*What you will do*
Carry on the post about Barista Web Optimization shown below, starting after its final sentence.

*Source extract*
Mar 9, 2014

Barista Web Optimization


Now that the dust is slowly starting to settle on a particular Barista client, we’re looking at various perf characteristics of the application and finding ways to improve it.

The first thing that we noticed is that the way that AngularJS recommends that you divide up your Controllers/Services/Directives leads to having a large number of files that are loaded by the browser as script references. Future versions of Angular will introduce Lazy Loading – require.js-like functionality to dynamically load files when necessary, but future versions of Angular will also remove IE8 testing support.

Bundling the application’s files at deploy time is something that we thought of as well, but we find that having the flexibility to hotfix files on the fly is a very compelling story, and we didn’t want to eliminate this ability, or make this more complicated than necessary.

Thus we wanted to do something now to help reduce the number of requests due to script file loading, but not wait for an AngularJS to update.

Barista to the rescue.

To accommodate this need, I’ve introduced the Web Optimization bundle to Barista. This lets us reap the benefits of optimization work not only in AMS, but in any application that uses Barista.

The Web Optimization bundle includes various mechanisms to help optimize web requests. For bundling, you define a bundle definition file, and Barista will combine the files in the definition into one file.

*Page layout parsing data*
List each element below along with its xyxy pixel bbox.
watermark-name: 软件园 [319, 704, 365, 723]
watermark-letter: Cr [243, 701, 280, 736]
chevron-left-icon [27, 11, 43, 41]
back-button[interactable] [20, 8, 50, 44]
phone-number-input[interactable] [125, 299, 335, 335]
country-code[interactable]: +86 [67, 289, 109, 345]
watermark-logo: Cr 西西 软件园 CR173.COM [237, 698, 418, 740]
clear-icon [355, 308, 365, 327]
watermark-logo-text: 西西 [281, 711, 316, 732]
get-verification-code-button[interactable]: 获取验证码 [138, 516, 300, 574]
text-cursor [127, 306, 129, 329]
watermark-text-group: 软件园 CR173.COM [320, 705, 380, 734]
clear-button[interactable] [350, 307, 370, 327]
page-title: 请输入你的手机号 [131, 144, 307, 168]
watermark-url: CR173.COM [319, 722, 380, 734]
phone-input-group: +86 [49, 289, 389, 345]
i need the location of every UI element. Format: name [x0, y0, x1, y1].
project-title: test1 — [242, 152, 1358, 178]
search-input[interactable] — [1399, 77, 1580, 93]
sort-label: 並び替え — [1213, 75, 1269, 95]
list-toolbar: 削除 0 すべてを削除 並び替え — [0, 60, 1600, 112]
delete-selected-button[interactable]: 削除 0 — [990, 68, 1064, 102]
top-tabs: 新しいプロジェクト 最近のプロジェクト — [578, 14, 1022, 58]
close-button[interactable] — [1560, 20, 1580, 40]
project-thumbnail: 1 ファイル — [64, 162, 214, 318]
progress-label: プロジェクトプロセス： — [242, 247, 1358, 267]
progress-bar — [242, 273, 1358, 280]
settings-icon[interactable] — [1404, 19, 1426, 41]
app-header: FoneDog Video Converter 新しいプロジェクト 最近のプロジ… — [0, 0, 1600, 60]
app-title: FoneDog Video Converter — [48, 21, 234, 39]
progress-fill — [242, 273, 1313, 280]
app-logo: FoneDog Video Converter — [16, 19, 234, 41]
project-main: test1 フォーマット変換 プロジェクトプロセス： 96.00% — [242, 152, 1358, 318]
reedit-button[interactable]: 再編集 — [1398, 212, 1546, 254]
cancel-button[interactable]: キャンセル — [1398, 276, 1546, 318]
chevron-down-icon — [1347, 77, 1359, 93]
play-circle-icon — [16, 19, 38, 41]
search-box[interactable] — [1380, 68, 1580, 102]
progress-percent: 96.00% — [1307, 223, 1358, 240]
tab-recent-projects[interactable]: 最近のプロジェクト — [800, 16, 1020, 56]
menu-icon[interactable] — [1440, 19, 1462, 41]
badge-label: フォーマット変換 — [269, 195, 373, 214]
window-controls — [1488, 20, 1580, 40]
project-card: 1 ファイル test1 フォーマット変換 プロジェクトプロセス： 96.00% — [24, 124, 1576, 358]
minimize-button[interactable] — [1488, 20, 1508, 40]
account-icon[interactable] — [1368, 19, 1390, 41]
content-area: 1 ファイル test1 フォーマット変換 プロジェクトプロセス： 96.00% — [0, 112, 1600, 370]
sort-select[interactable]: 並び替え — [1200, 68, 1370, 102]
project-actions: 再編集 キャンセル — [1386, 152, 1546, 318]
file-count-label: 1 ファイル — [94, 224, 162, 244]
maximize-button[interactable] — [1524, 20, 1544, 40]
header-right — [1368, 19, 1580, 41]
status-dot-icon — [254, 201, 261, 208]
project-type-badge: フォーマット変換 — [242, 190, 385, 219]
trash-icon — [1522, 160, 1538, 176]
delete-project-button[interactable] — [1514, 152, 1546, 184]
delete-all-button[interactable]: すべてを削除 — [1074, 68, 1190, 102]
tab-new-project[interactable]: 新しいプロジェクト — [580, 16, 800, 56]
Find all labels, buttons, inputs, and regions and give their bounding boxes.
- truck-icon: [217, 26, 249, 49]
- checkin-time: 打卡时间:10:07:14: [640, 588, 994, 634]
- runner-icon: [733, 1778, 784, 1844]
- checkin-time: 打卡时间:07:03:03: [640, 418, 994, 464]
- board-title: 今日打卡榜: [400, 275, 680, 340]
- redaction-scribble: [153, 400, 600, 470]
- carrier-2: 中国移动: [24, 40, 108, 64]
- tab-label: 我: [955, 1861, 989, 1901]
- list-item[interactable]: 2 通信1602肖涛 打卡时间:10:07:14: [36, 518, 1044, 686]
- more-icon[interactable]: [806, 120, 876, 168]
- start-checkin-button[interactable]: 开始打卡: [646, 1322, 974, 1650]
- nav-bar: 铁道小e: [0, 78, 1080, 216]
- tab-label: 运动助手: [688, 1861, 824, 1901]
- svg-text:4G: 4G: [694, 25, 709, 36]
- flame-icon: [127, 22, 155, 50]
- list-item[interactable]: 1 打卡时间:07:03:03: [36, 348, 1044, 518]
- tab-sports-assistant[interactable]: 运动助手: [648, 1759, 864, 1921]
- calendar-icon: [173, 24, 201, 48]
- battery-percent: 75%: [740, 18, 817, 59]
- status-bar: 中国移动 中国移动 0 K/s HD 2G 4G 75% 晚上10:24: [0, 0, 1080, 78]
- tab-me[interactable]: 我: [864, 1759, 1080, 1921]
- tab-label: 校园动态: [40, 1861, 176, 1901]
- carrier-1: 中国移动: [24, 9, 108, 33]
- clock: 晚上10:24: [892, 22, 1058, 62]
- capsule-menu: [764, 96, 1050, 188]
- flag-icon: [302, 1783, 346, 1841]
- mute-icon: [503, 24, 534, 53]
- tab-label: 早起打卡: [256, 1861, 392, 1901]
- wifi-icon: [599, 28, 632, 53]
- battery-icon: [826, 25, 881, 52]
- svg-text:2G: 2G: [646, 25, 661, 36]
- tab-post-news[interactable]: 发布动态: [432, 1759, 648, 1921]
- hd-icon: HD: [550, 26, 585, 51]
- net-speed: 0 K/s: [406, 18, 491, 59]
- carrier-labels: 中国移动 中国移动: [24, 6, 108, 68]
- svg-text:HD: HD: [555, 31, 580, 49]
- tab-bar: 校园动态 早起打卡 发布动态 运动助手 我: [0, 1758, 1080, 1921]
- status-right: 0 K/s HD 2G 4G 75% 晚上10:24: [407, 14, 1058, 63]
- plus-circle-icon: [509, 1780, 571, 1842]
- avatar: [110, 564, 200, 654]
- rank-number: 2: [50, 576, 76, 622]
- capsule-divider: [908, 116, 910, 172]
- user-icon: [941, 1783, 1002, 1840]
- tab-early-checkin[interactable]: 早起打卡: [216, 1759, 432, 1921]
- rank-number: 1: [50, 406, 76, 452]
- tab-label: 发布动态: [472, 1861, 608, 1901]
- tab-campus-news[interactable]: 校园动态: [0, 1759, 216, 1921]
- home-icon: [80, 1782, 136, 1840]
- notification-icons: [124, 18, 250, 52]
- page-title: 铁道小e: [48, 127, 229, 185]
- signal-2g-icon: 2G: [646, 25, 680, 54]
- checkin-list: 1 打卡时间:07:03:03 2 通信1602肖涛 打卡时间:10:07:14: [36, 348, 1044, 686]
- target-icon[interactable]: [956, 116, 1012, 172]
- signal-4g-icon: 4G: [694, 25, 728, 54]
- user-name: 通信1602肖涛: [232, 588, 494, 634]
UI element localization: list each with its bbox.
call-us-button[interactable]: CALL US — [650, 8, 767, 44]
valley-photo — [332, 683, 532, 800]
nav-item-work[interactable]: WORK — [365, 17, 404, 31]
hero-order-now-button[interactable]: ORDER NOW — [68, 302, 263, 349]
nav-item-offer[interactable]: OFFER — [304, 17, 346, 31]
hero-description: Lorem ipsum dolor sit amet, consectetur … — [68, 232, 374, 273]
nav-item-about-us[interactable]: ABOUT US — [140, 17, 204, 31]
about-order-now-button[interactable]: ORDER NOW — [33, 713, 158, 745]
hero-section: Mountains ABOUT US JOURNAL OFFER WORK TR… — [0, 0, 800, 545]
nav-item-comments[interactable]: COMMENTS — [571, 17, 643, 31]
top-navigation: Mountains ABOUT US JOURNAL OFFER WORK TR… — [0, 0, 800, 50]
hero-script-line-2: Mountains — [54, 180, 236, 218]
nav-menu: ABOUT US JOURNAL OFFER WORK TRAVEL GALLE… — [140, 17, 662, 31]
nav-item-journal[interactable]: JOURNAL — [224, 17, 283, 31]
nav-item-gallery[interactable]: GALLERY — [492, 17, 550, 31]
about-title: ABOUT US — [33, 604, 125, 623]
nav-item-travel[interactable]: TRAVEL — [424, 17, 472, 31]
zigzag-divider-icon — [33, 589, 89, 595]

*Response area*
E.g.:

var wo = require("Web Optimization");

var bundleDef = '<bundle>\
  <file>/AMS/Scripts/Vendor/jquery/jquery-1.10.3.js</file>\
  <file>/AMS/Scripts/Vendor/jquery-ui/jquery-ui-1.10.3.custom.js</file>\
  <file>/AMS/Scripts/Vendor/jquery-layout/jquery.layout-latest.js</file>\
</bundle>';

wo.bundle(bundleDef, "jquery-bundle.js");

The bundle function is intelligent in that is caches the files and just checks timestamps the next time the files are bundled – this also lets us craft the response to return a 304 if the bundle is not modified, thus letting us rely on http-level caching:

var wo = require("Web Optimization");
var web = require("Web");

var sp = require("SharePoint");
var amsBundleDef = sp.loadFileAsString('/AMS/Scripts/ams-app.bundle');
var unmodified = false;
var update = true;

if (barista.isDefined(web.request.headers["If-Modified-Since"])) {

    var ifModifiedSince = new Date(web.request.headers["If-Modified-Since"]);
    if (wo.hasBundleChangedSince(amsBundleDef, ifModifiedSince) == false) {
        unmodified = true;
        update = false;
    }
}

var result = null;
if (unmodified) {
     web.response.statusCode = 304;
    web.response.expires = 31536000;
    web.response.lastModified = new Date(web.request.headers["If-Modified-Since"]);
else {
    var bundle = wo.bundle(amsBundleDef, "ams-bundle.js", update);
    web.response.setHeader("Content-Disposition", "inline");
    web.response.expires = 31536000;
    web.response.lastModified = bundle.lastModified;
    result = bundle.data;
}

result;

Additionally, the Web Optimization bundle has the capability of minifying CSS and JavaScript files on the fly. This can be be performed either via the following functions:

var wo = require("Web Optimization");
wo.minifyJs(jsString);
wo.minifyCss(cssString);

or, setting the 3rd parameter to true on the bundle function:

var bundle = wo.bundle(amsBundleDef, "ams-bundle.js", update, true);

Finally, the ability to GZip the response has been added:

var result = wo.gzip(result);

With these additions we find the following benefits with our Angular-based application:

*The number of requests for application js files has been reduced from 127 individual requests for JS files down to 2. *The number of css requests has been reduced from 18 down to 2.

Overall file transfer when loading the app has been reduced as well:

Bundled Without GZip/Bundled + GZip/Bundled + Minified + GZip:

alt text

Future additions to the Web Optimization bundle may include the ability to create sprites on the fly, image resizing and so forth.

Summary

Web applications benefit greatly from standardized optimization techniques – by adding these techniques to Barista, we leverage the capability across a number of apps, and eliminate the need of reproducing this type of code.